### What to work on:
The answer is the line with "Enumerate this screenshot's" and every line after it to the end of the listing, retyped exactly. Pictures do not belong in it.

### Record extracts:
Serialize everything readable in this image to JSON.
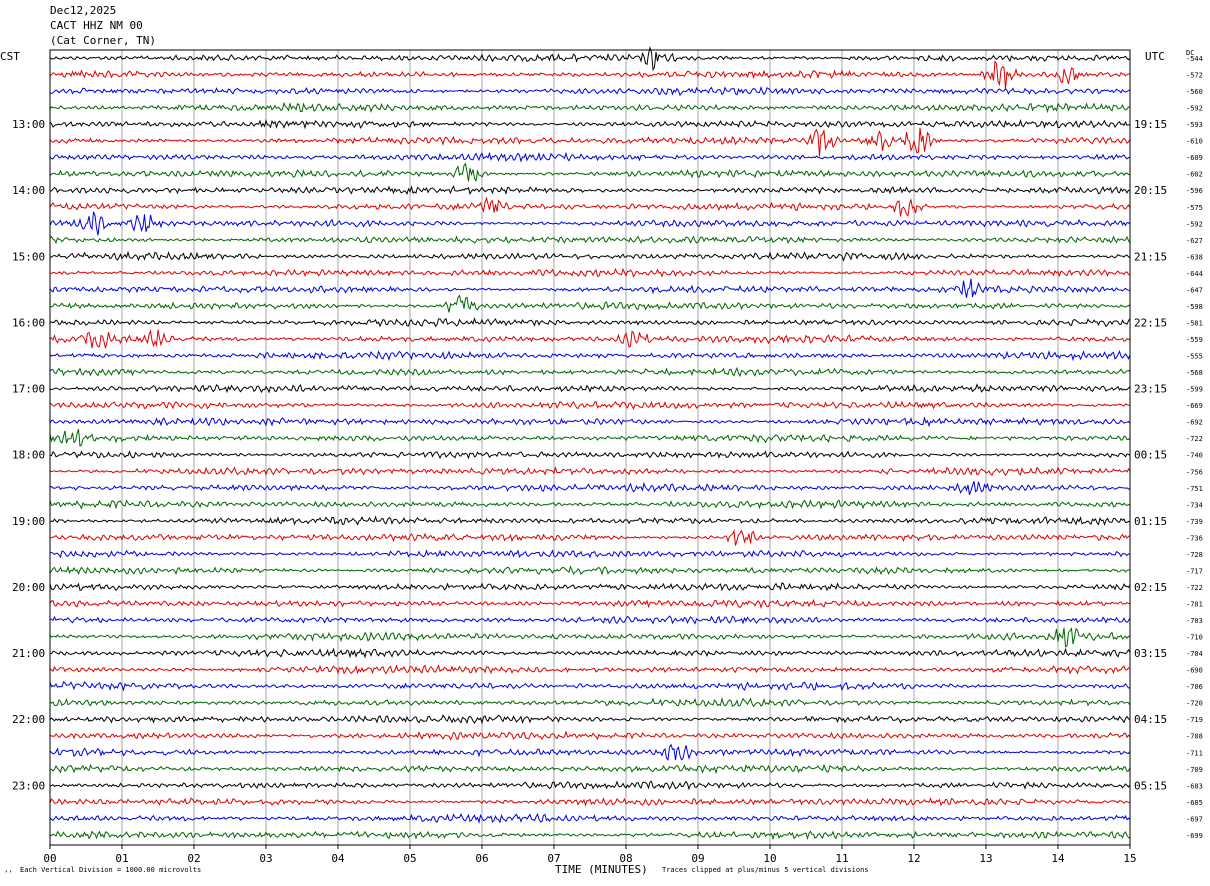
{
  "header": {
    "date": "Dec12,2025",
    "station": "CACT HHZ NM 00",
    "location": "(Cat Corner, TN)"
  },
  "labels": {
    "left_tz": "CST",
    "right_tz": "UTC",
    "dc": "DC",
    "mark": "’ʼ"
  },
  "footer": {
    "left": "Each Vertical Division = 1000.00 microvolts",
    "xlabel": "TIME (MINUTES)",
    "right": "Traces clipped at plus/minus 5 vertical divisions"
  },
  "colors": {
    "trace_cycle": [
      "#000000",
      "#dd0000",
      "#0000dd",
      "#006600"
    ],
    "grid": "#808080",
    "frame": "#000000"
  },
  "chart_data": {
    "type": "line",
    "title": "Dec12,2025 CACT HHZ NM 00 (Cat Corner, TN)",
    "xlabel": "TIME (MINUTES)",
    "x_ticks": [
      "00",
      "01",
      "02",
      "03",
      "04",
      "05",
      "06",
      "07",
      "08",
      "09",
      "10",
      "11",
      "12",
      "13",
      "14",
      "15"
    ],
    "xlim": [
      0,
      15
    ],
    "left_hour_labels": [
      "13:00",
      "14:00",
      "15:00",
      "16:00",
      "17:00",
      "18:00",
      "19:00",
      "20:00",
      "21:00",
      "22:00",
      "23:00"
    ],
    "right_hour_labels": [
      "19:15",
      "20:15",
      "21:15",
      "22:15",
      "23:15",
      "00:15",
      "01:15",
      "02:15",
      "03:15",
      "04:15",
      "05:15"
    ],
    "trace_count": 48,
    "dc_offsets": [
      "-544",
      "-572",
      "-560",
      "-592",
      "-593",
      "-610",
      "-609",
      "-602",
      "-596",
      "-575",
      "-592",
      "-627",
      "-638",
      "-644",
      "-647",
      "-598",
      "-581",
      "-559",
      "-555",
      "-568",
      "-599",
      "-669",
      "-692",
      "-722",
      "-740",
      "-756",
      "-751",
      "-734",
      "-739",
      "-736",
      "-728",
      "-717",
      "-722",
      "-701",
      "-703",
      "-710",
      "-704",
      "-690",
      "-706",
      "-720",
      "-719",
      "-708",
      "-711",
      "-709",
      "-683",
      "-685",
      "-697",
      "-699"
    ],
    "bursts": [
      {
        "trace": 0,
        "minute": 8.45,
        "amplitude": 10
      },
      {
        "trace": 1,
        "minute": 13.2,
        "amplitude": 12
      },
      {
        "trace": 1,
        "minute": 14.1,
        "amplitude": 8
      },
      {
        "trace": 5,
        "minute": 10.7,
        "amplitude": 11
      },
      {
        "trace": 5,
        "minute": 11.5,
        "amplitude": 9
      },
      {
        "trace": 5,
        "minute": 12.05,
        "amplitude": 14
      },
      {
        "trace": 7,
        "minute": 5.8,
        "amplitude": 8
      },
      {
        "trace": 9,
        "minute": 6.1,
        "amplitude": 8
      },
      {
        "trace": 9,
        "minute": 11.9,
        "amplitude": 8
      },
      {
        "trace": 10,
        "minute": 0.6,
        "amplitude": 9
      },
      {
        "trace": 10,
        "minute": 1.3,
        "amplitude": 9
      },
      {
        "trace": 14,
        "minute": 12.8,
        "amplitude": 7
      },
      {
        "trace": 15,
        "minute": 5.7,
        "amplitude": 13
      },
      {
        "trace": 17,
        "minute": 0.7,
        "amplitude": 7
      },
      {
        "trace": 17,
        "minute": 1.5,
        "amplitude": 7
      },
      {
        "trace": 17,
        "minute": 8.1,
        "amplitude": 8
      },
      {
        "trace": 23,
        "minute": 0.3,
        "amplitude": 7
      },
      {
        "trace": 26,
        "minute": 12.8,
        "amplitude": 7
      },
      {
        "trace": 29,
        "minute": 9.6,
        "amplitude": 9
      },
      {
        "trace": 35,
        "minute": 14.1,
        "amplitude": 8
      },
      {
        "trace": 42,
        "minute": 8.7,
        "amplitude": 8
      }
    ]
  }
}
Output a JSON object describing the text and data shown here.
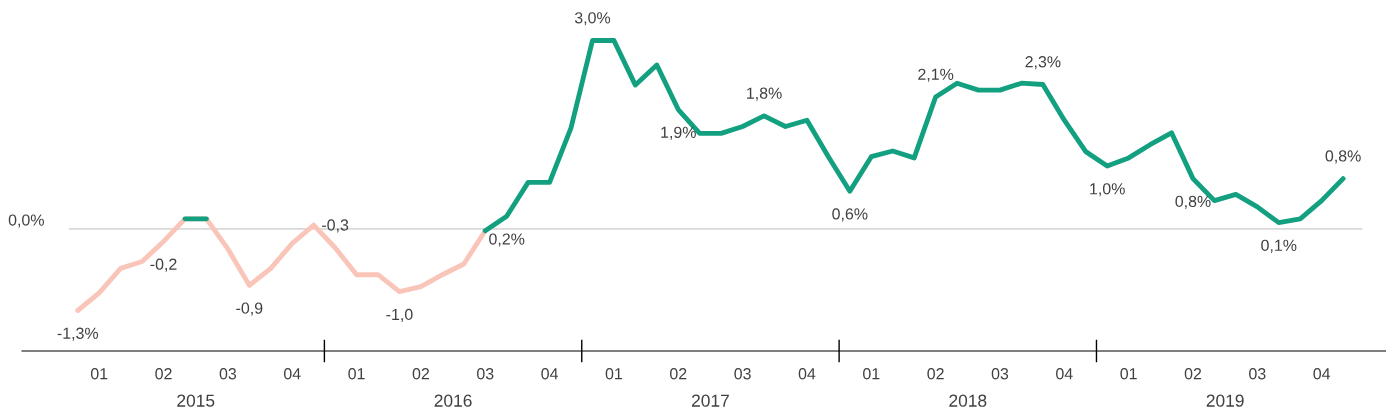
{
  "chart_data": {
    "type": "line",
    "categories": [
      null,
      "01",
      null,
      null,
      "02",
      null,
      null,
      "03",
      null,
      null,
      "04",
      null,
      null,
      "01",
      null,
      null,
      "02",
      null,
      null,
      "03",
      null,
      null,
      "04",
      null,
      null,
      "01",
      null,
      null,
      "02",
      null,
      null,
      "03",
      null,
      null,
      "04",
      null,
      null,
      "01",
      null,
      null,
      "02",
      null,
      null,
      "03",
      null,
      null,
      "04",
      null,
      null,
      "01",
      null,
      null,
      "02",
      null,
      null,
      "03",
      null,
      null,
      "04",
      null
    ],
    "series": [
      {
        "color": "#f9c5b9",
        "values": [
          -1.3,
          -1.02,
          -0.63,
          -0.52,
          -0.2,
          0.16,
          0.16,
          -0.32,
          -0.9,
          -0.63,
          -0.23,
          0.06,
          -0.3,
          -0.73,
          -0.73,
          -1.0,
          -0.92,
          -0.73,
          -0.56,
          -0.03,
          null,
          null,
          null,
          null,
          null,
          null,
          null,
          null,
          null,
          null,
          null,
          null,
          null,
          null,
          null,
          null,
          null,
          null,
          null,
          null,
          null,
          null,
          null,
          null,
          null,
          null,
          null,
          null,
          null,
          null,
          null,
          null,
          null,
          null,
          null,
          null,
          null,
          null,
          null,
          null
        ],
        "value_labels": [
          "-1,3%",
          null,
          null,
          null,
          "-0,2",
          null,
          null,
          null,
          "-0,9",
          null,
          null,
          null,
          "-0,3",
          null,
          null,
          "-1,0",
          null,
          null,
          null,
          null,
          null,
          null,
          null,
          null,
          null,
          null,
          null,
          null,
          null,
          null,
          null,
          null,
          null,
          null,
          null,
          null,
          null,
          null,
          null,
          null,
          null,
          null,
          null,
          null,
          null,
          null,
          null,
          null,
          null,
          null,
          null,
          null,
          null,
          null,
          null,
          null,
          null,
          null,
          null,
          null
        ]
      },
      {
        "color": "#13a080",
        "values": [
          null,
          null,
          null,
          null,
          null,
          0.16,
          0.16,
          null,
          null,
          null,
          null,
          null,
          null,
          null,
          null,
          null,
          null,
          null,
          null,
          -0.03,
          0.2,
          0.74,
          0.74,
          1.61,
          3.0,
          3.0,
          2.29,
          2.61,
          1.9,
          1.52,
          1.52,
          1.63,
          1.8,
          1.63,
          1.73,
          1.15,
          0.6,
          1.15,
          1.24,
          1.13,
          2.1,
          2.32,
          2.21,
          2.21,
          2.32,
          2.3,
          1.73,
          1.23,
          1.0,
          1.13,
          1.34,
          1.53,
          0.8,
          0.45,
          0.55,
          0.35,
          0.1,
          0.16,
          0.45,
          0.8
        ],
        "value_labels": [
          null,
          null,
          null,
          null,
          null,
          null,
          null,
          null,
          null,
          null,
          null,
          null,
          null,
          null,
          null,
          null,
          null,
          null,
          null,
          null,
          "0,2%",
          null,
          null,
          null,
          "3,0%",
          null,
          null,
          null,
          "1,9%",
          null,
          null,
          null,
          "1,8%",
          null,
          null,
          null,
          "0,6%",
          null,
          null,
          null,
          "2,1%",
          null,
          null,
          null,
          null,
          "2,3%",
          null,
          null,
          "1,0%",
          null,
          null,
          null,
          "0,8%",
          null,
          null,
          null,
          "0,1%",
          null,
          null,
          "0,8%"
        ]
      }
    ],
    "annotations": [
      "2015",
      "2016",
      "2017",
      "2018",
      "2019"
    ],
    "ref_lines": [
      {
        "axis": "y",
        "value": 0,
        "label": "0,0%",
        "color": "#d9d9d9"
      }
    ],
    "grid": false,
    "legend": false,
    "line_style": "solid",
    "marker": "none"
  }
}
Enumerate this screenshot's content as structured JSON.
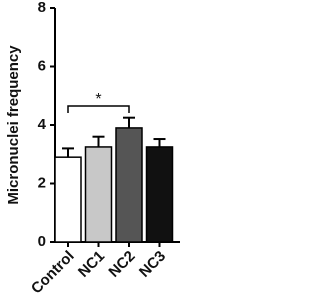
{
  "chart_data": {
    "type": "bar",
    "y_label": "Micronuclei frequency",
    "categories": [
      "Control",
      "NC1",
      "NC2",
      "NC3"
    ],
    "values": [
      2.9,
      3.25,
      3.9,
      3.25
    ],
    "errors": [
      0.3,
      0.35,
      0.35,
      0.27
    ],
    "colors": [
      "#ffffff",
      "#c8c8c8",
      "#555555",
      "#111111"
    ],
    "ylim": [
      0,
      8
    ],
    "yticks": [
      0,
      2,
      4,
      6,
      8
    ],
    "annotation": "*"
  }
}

### Solved problem:
Enumerate this screenshot's content as structured JSON.
{
  "chart_data": {
    "type": "bar",
    "y_label": "Micronuclei frequency",
    "categories": [
      "Control",
      "NC1",
      "NC2",
      "NC3"
    ],
    "values": [
      2.9,
      3.25,
      3.9,
      3.25
    ],
    "errors": [
      0.3,
      0.35,
      0.35,
      0.27
    ],
    "colors": [
      "#ffffff",
      "#c8c8c8",
      "#555555",
      "#111111"
    ],
    "ylim": [
      0,
      8
    ],
    "yticks": [
      0,
      2,
      4,
      6,
      8
    ],
    "annotation": "*"
  }
}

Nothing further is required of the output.